#### What you need to do:
Pull out every line below that contains the word "Construction".

[Dataset entries]
────────

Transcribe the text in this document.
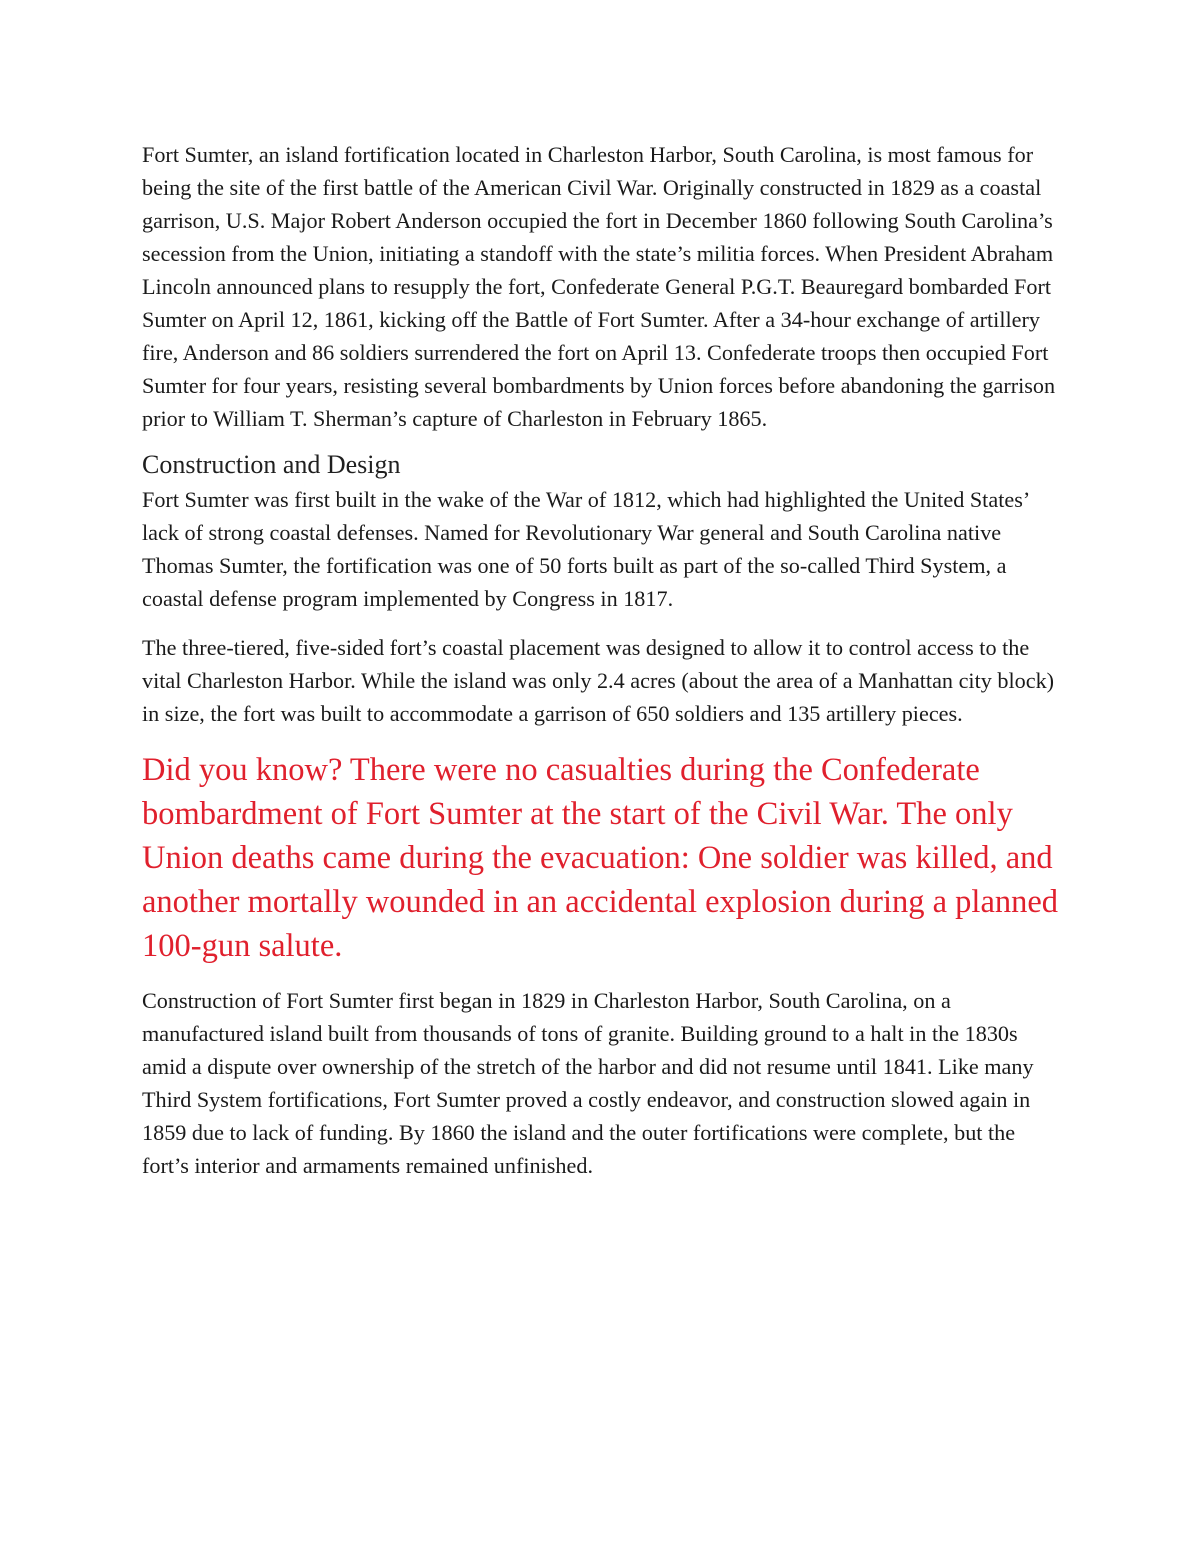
Fort Sumter, an island fortification located in Charleston Harbor, South Carolina, is most famous for being the site of the first battle of the American Civil War. Originally constructed in 1829 as a coastal garrison, U.S. Major Robert Anderson occupied the fort in December 1860 following South Carolina’s secession from the Union, initiating a standoff with the state’s militia forces. When President Abraham Lincoln announced plans to resupply the fort, Confederate General P.G.T. Beauregard bombarded Fort Sumter on April 12, 1861, kicking off the Battle of Fort Sumter. After a 34-hour exchange of artillery fire, Anderson and 86 soldiers surrendered the fort on April 13. Confederate troops then occupied Fort Sumter for four years, resisting several bombardments by Union forces before abandoning the garrison prior to William T. Sherman’s capture of Charleston in February 1865.

Construction and Design

Fort Sumter was first built in the wake of the War of 1812, which had highlighted the United States’ lack of strong coastal defenses. Named for Revolutionary War general and South Carolina native Thomas Sumter, the fortification was one of 50 forts built as part of the so-called Third System, a coastal defense program implemented by Congress in 1817.

The three-tiered, five-sided fort’s coastal placement was designed to allow it to control access to the vital Charleston Harbor. While the island was only 2.4 acres (about the area of a Manhattan city block) in size, the fort was built to accommodate a garrison of 650 soldiers and 135 artillery pieces.

Did you know? There were no casualties during the Confederate bombardment of Fort Sumter at the start of the Civil War. The only Union deaths came during the evacuation: One soldier was killed, and another mortally wounded in an accidental explosion during a planned 100-gun salute.

Construction of Fort Sumter first began in 1829 in Charleston Harbor, South Carolina, on a manufactured island built from thousands of tons of granite. Building ground to a halt in the 1830s amid a dispute over ownership of the stretch of the harbor and did not resume until 1841. Like many Third System fortifications, Fort Sumter proved a costly endeavor, and construction slowed again in 1859 due to lack of funding. By 1860 the island and the outer fortifications were complete, but the fort’s interior and armaments remained unfinished.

────────

#### Completed exercise:
Construction and Design
Construction of Fort Sumter first began in 1829 in Charleston Harbor, South Carolina, on a manufactured island built from thousands of tons of granite. Building ground to a halt in the 1830s amid a dispute over ownership of the stretch of the harbor and did not resume until 1841. Like many Third System fortifications, Fort Sumter proved a costly endeavor, and construction slowed again in 1859 due to lack of funding. By 1860 the island and the outer fortifications were complete, but the fort’s interior and armaments remained unfinished.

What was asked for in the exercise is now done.